> [What you need to do]: Look through the entries below and report how many lines hold the string "требования". Only the number is wanted.

[Stored records]
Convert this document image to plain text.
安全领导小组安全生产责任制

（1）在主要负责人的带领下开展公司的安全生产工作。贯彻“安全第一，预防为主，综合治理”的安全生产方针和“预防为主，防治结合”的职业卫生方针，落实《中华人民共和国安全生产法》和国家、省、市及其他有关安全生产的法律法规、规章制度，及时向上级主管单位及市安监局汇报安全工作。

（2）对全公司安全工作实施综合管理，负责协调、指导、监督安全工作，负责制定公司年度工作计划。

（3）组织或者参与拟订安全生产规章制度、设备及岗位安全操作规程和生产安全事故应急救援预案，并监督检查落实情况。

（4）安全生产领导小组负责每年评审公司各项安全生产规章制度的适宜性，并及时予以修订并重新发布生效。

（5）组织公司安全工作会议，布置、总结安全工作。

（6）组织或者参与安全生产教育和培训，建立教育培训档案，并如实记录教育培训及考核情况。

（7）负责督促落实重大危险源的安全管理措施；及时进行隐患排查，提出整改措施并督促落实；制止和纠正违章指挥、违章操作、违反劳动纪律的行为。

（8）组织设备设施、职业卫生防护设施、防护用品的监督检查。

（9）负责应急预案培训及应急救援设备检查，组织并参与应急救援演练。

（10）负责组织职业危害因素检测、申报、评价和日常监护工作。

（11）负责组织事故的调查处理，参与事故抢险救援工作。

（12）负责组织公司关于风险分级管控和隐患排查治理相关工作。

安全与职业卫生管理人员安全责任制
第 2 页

---

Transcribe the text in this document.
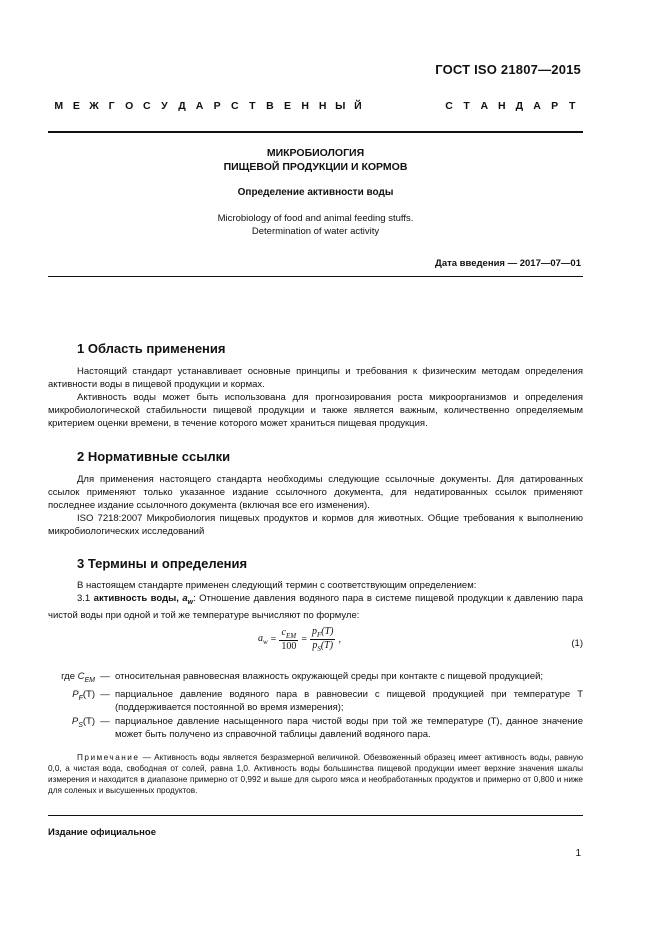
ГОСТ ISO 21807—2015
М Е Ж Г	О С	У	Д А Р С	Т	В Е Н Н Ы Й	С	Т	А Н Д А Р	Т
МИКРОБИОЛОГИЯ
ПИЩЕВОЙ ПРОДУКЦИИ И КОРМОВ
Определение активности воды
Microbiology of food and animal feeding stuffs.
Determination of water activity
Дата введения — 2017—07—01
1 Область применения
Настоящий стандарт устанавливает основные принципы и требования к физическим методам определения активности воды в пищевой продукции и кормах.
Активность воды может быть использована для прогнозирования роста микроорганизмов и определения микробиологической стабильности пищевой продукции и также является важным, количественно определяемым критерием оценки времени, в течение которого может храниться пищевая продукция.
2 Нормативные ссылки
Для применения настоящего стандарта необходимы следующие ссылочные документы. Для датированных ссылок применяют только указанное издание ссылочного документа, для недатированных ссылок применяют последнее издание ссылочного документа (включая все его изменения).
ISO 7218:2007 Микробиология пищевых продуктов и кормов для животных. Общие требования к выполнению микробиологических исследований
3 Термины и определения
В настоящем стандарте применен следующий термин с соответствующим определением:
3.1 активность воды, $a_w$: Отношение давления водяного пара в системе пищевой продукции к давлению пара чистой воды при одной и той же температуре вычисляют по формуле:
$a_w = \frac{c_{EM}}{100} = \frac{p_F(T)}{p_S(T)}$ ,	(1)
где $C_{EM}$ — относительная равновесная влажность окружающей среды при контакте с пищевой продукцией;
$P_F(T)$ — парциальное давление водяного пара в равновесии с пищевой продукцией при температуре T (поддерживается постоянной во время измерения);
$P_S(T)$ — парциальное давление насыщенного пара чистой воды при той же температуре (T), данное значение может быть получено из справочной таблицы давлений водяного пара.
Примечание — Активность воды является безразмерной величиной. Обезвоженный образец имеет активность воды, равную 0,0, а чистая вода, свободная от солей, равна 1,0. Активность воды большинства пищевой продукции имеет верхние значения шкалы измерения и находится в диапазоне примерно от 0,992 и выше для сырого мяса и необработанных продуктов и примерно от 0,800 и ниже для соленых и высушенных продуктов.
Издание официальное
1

> [Complete response]: 2